Material for the task:
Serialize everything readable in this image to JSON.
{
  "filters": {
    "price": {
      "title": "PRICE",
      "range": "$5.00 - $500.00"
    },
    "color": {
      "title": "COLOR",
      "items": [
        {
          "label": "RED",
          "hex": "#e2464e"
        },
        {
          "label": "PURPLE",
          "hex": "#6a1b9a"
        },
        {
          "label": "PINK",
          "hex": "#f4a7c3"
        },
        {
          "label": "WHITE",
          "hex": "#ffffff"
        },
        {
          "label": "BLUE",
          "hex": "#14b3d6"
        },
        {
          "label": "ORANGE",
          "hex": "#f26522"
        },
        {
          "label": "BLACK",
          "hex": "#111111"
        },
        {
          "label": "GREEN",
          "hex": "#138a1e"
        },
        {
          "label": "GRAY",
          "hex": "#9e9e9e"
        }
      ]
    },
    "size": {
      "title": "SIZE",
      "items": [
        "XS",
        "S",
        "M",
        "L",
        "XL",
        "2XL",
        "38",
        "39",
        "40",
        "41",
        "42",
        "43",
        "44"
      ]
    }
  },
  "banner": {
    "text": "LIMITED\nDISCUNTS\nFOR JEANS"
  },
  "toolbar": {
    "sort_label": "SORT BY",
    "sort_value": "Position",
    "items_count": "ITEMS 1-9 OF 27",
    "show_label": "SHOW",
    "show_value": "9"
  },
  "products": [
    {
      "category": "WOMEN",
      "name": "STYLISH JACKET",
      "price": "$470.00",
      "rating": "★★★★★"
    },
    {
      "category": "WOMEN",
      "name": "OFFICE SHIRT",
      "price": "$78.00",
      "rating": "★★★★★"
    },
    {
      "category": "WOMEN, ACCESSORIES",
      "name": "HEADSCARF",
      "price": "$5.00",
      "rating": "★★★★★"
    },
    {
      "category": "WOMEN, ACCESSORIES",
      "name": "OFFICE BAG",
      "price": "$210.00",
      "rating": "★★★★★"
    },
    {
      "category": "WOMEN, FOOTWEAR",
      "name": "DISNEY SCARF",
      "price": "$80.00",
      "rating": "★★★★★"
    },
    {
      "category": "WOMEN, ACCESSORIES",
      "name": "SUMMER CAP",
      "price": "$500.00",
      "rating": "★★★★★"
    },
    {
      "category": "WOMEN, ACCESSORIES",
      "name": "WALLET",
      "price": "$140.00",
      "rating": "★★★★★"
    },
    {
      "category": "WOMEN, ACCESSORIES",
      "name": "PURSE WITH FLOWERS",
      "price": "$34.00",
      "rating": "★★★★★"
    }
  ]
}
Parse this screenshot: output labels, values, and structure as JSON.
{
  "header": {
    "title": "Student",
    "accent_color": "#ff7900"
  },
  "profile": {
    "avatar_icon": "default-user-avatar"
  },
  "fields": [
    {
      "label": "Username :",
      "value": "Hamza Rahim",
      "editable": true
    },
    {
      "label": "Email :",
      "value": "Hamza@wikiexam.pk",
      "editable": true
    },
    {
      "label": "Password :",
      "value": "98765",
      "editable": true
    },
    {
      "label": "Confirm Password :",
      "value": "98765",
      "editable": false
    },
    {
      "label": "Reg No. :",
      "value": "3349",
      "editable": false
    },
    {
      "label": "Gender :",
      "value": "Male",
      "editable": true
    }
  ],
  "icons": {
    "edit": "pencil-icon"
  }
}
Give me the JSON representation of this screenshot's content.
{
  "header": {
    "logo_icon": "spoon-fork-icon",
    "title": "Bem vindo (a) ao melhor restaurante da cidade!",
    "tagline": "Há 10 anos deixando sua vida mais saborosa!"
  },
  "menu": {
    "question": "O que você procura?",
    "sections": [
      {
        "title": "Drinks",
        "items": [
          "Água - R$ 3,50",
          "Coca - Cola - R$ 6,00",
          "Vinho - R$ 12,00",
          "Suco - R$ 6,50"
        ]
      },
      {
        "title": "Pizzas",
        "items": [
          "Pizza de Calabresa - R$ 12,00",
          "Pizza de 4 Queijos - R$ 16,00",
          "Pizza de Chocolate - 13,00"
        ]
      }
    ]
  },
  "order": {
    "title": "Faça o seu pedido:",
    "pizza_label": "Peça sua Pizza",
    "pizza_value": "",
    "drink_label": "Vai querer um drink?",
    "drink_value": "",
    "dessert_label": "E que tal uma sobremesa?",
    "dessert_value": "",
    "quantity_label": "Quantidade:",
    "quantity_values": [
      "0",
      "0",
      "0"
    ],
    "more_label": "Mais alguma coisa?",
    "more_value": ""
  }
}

Goal: Print the complete listing again, exactly as it stands.

Completed task:
Serialize everything readable in this image to JSON.
{
  "filters": {
    "price": {
      "title": "PRICE",
      "range": "$5.00 - $500.00"
    },
    "color": {
      "title": "COLOR",
      "items": [
        {
          "label": "RED",
          "hex": "#e2464e"
        },
        {
          "label": "PURPLE",
          "hex": "#6a1b9a"
        },
        {
          "label": "PINK",
          "hex": "#f4a7c3"
        },
        {
          "label": "WHITE",
          "hex": "#ffffff"
        },
        {
          "label": "BLUE",
          "hex": "#14b3d6"
        },
        {
          "label": "ORANGE",
          "hex": "#f26522"
        },
        {
          "label": "BLACK",
          "hex": "#111111"
        },
        {
          "label": "GREEN",
          "hex": "#138a1e"
        },
        {
          "label": "GRAY",
          "hex": "#9e9e9e"
        }
      ]
    },
    "size": {
      "title": "SIZE",
      "items": [
        "XS",
        "S",
        "M",
        "L",
        "XL",
        "2XL",
        "38",
        "39",
        "40",
        "41",
        "42",
        "43",
        "44"
      ]
    }
  },
  "banner": {
    "text": "LIMITED\nDISCUNTS\nFOR JEANS"
  },
  "toolbar": {
    "sort_label": "SORT BY",
    "sort_value": "Position",
    "items_count": "ITEMS 1-9 OF 27",
    "show_label": "SHOW",
    "show_value": "9"
  },
  "products": [
    {
      "category": "WOMEN",
      "name": "STYLISH JACKET",
      "price": "$470.00",
      "rating": "★★★★★"
    },
    {
      "category": "WOMEN",
      "name": "OFFICE SHIRT",
      "price": "$78.00",
      "rating": "★★★★★"
    },
    {
      "category": "WOMEN, ACCESSORIES",
      "name": "HEADSCARF",
      "price": "$5.00",
      "rating": "★★★★★"
    },
    {
      "category": "WOMEN, ACCESSORIES",
      "name": "OFFICE BAG",
      "price": "$210.00",
      "rating": "★★★★★"
    },
    {
      "category": "WOMEN, FOOTWEAR",
      "name": "DISNEY SCARF",
      "price": "$80.00",
      "rating": "★★★★★"
    },
    {
      "category": "WOMEN, ACCESSORIES",
      "name": "SUMMER CAP",
      "price": "$500.00",
      "rating": "★★★★★"
    },
    {
      "category": "WOMEN, ACCESSORIES",
      "name": "WALLET",
      "price": "$140.00",
      "rating": "★★★★★"
    },
    {
      "category": "WOMEN, ACCESSORIES",
      "name": "PURSE WITH FLOWERS",
      "price": "$34.00",
      "rating": "★★★★★"
    }
  ]
}
Parse this screenshot: output labels, values, and structure as JSON.
{
  "header": {
    "title": "Student",
    "accent_color": "#ff7900"
  },
  "profile": {
    "avatar_icon": "default-user-avatar"
  },
  "fields": [
    {
      "label": "Username :",
      "value": "Hamza Rahim",
      "editable": true
    },
    {
      "label": "Email :",
      "value": "Hamza@wikiexam.pk",
      "editable": true
    },
    {
      "label": "Password :",
      "value": "98765",
      "editable": true
    },
    {
      "label": "Confirm Password :",
      "value": "98765",
      "editable": false
    },
    {
      "label": "Reg No. :",
      "value": "3349",
      "editable": false
    },
    {
      "label": "Gender :",
      "value": "Male",
      "editable": true
    }
  ],
  "icons": {
    "edit": "pencil-icon"
  }
}
Give me the JSON representation of this screenshot's content.
{
  "header": {
    "logo_icon": "spoon-fork-icon",
    "title": "Bem vindo (a) ao melhor restaurante da cidade!",
    "tagline": "Há 10 anos deixando sua vida mais saborosa!"
  },
  "menu": {
    "question": "O que você procura?",
    "sections": [
      {
        "title": "Drinks",
        "items": [
          "Água - R$ 3,50",
          "Coca - Cola - R$ 6,00",
          "Vinho - R$ 12,00",
          "Suco - R$ 6,50"
        ]
      },
      {
        "title": "Pizzas",
        "items": [
          "Pizza de Calabresa - R$ 12,00",
          "Pizza de 4 Queijos - R$ 16,00",
          "Pizza de Chocolate - 13,00"
        ]
      }
    ]
  },
  "order": {
    "title": "Faça o seu pedido:",
    "pizza_label": "Peça sua Pizza",
    "pizza_value": "",
    "drink_label": "Vai querer um drink?",
    "drink_value": "",
    "dessert_label": "E que tal uma sobremesa?",
    "dessert_value": "",
    "quantity_label": "Quantidade:",
    "quantity_values": [
      "0",
      "0",
      "0"
    ],
    "more_label": "Mais alguma coisa?",
    "more_value": ""
  }
}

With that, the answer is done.